═════ Lesetext

Aristoteles

lebte 384-322 v. Chr. und ist neben Platon der fruchtbarste griechische Philosoph. Er stammt aus einer angesehenen und wohlhabenden Arztfamilie der makedonischen Stadt Stagira auf der Halbinsel Chalkidike und erhielt die beste damals mögliche Ausbildung.

367 kam Aristoteles 17 jährig nach Athen, um die vom damals schon 60 jährigen Platon geleitete Wissenschafts- und Philosophieschule, die Akademie, zu besuchen. Sie war zu dieser Zeit der Treffpunkt für viele hervorragende Gelehrte aus allen Teilen Griechenlands.

Sehr bald erkannte Platondie außerordentliche Begabung des jungen Aristoteles, dem man in der Akademie bald den Spottnamen "der Leser" gab, weil er Bücher nicht nur "hörte" (Bücher wurden damals durch öffentlichen Vortrag vermittelt). sondern als einer der ersten zum heute noch üblichen stillen Bücherlesen weiterschritt und sich aus dem, was er las, eine große Exzerptensammlung anlegte. 347, im Todesjahr Platons, verließ der makedonenfreundliche Aristoteles das damals antimakedonisch eingestellte Athen.



Die Kategorien des Aristoteles

In Assos an der kleinasiatischen Küste und ab 245 in Mytilene auf der Insel Lesbos, setzte er seine wissenschaftliche Forschungstätigkeit fort, allerdings mit bereits spürbarer Verschiebung des Interesses. Hier lernte er seinen Lieblingsschüler, den späteren wissenschaftlichen Erben und Fortsetzer seines Werkes, Theophrast, kennen.

══════════
═════ Datenauszüge

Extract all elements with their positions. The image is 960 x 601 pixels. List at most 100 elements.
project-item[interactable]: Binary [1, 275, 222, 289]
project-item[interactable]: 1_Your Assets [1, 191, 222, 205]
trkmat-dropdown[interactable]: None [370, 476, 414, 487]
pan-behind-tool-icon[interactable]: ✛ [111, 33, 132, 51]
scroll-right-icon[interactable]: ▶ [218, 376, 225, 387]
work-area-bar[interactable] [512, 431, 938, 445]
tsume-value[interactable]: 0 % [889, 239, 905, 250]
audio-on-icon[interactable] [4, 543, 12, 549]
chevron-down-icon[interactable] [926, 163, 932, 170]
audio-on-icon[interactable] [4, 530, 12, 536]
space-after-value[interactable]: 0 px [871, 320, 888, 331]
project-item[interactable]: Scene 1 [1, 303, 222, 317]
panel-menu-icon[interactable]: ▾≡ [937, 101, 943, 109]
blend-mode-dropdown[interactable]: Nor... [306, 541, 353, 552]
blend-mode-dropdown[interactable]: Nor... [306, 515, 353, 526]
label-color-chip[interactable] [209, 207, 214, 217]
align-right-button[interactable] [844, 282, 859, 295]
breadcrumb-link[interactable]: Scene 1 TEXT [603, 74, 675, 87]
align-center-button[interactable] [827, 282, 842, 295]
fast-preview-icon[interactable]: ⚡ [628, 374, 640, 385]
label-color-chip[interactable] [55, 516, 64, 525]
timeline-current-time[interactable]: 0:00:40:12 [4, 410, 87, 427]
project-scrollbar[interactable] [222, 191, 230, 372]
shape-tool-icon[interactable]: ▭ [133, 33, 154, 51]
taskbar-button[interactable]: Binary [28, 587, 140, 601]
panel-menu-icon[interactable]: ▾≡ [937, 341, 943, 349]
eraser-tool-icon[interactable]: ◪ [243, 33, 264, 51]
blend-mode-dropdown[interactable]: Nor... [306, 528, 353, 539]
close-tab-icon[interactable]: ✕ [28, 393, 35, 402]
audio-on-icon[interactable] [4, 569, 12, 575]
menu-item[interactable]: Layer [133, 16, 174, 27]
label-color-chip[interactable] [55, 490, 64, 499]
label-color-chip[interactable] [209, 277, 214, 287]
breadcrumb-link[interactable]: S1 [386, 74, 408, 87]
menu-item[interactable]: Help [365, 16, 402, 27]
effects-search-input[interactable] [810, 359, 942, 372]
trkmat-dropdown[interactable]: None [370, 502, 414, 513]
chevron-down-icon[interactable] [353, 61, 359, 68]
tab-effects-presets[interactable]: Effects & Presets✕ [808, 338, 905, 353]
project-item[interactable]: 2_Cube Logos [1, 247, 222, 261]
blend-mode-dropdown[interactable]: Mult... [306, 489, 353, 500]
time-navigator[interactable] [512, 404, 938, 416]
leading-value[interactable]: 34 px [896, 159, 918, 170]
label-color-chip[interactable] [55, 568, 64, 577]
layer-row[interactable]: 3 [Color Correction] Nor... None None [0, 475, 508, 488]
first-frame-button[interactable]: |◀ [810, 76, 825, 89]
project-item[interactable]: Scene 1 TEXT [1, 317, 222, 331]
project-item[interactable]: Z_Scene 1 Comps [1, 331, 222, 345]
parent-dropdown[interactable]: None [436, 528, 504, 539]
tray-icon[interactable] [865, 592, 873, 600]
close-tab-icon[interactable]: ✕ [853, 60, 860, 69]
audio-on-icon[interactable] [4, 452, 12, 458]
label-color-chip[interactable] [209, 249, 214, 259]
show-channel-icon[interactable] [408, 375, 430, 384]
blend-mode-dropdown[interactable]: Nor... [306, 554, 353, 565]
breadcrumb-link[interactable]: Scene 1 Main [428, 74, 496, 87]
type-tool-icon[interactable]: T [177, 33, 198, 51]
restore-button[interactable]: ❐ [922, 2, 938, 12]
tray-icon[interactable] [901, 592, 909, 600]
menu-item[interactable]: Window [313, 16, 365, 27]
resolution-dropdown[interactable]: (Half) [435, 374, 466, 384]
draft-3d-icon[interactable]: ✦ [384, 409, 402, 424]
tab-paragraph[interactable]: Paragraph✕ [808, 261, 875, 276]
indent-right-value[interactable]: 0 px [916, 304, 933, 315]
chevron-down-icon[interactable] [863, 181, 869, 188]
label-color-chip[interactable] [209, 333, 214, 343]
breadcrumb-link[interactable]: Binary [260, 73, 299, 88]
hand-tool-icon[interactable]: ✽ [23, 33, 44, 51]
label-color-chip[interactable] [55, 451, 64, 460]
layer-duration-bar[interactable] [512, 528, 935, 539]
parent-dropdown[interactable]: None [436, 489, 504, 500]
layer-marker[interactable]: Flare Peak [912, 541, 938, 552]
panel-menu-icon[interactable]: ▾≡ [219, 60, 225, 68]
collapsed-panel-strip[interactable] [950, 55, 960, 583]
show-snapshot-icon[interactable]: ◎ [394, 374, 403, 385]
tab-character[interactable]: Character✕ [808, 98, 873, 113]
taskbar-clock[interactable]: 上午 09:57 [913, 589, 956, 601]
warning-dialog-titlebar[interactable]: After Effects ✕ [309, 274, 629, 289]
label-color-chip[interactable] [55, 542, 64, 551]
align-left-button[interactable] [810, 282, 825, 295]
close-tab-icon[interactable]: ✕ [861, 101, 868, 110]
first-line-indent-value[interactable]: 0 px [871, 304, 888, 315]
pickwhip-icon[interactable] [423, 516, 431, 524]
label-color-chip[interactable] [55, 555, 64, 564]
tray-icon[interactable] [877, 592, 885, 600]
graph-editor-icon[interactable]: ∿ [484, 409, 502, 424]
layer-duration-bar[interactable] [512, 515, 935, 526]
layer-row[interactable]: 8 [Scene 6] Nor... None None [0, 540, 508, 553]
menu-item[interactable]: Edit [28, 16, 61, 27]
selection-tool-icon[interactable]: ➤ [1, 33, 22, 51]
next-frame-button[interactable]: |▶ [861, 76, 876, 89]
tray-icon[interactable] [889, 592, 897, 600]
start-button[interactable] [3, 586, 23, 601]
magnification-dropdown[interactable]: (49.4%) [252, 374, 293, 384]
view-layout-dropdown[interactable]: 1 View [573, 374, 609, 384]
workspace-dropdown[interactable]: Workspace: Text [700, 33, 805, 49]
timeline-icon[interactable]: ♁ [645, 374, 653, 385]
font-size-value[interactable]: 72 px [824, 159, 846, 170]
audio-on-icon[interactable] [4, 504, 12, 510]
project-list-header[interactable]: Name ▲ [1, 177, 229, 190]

══════════

- Aufgaben
A) Aus welcher Stadt stammt die Familie des Aristoteles laut dem Lesetext?
B) Entscheide für jede der folgenden Aussagen, ob sie mit dem Lesetext übereinstimmt, und belege jede Entscheidung mit den ausschlaggebenden Worten des Lesetextes: (i) Aristoteles kam mit 17 Jahren nach Athen. (ii) Platon war damals 50 Jahre alt. (iii) Aristoteles verließ Athen in dem Jahr, in dem Platon starb.
C) Schreibe aus dem Lesetext die Stelle wortgetreu ab, die mit „Die Kategorien des“ beginnt und bis einschließlich „Werkes, Theophrast, kennen.“ reicht.

- Antworten in Reihenfolge
A) Aus der makedonischen Stadt Stagira auf der Halbinsel Chalkidike.

B)
(i) Ja: „367 kam Aristoteles 17 jährig nach Athen“
(ii) Nein: „vom damals schon 60 jährigen Platon“
(iii) Ja: „347, im Todesjahr Platons, verließ der makedonenfreundliche Aristoteles das damals antimakedonisch eingestellte Athen.“

C)
Die Kategorien des Aristoteles

In Assos an der kleinasiatischen Küste und ab 245 in Mytilene auf der Insel Lesbos, setzte er seine wissenschaftliche Forschungstätigkeit fort, allerdings mit bereits spürbarer Verschiebung des Interesses. Hier lernte er seinen Lieblingsschüler, den späteren wissenschaftlichen Erben und Fortsetzer seines Werkes, Theophrast, kennen.